***** RECORDED DATA

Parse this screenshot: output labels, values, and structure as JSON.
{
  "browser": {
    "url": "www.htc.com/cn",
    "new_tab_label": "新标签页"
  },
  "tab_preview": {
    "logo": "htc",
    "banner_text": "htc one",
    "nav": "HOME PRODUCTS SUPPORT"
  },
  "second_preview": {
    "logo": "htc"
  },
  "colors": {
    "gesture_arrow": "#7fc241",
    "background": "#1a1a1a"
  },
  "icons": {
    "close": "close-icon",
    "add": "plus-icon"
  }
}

**********

## EXERCISE
Copy every line verbatim.

## OUTPUT OF THE TASK
Parse this screenshot: output labels, values, and structure as JSON.
{
  "browser": {
    "url": "www.htc.com/cn",
    "new_tab_label": "新标签页"
  },
  "tab_preview": {
    "logo": "htc",
    "banner_text": "htc one",
    "nav": "HOME PRODUCTS SUPPORT"
  },
  "second_preview": {
    "logo": "htc"
  },
  "colors": {
    "gesture_arrow": "#7fc241",
    "background": "#1a1a1a"
  },
  "icons": {
    "close": "close-icon",
    "add": "plus-icon"
  }
}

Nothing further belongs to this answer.